Leaving out the pictures, retype all the material exactly.

----

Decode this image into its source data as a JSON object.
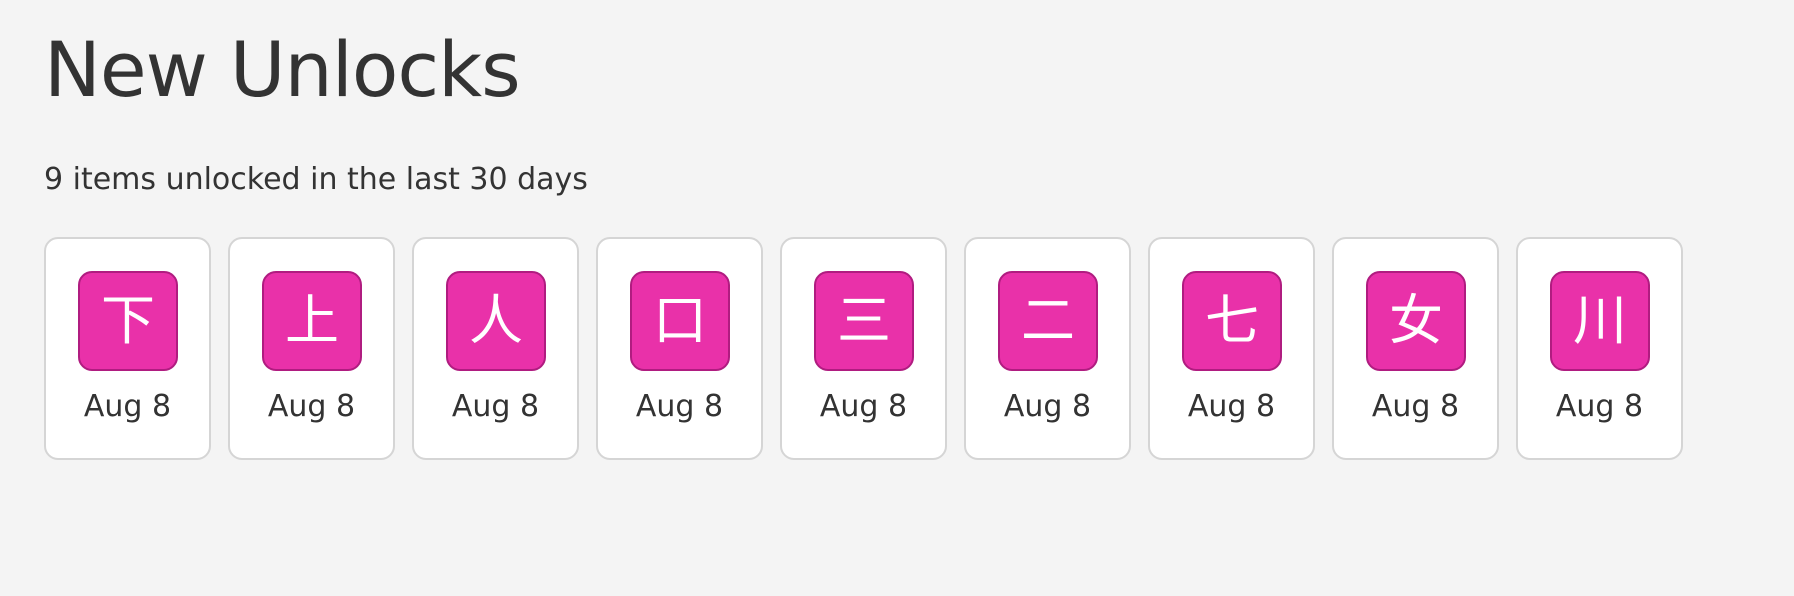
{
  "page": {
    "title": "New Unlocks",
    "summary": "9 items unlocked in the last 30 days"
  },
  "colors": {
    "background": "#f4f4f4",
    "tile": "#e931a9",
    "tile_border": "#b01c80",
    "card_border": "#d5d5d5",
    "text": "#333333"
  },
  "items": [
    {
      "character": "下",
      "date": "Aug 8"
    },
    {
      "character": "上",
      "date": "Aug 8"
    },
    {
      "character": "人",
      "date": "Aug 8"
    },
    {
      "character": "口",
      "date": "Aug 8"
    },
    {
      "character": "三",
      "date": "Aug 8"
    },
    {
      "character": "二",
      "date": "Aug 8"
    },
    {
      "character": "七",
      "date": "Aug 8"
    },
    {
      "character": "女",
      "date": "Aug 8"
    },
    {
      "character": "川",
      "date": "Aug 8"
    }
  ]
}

----

**The result:**
Decode this image into its source data as a JSON object.
{
  "page": {
    "title": "New Unlocks",
    "summary": "9 items unlocked in the last 30 days"
  },
  "colors": {
    "background": "#f4f4f4",
    "tile": "#e931a9",
    "tile_border": "#b01c80",
    "card_border": "#d5d5d5",
    "text": "#333333"
  },
  "items": [
    {
      "character": "下",
      "date": "Aug 8"
    },
    {
      "character": "上",
      "date": "Aug 8"
    },
    {
      "character": "人",
      "date": "Aug 8"
    },
    {
      "character": "口",
      "date": "Aug 8"
    },
    {
      "character": "三",
      "date": "Aug 8"
    },
    {
      "character": "二",
      "date": "Aug 8"
    },
    {
      "character": "七",
      "date": "Aug 8"
    },
    {
      "character": "女",
      "date": "Aug 8"
    },
    {
      "character": "川",
      "date": "Aug 8"
    }
  ]
}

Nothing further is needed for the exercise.